━━━━━ Extracted records ━━━━━
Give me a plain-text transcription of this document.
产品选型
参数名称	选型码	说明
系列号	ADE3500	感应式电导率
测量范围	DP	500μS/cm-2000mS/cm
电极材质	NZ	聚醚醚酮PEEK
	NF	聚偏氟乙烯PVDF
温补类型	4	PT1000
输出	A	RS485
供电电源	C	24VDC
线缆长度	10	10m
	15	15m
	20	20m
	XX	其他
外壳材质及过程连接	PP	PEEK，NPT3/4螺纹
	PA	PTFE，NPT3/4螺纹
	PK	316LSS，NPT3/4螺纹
━━━━━
**What is needed**
Extract the full set of entries word for word.

**Output for this task**
Give me a plain-text transcription of this document.
产品选型
参数名称	选型码	说明
系列号	ADE3500	感应式电导率
测量范围	DP	500μS/cm-2000mS/cm
电极材质	NZ	聚醚醚酮PEEK
	NF	聚偏氟乙烯PVDF
温补类型	4	PT1000
输出	A	RS485
供电电源	C	24VDC
线缆长度	10	10m
	15	15m
	20	20m
	XX	其他
外壳材质及过程连接	PP	PEEK，NPT3/4螺纹
	PA	PTFE，NPT3/4螺纹
	PK	316LSS，NPT3/4螺纹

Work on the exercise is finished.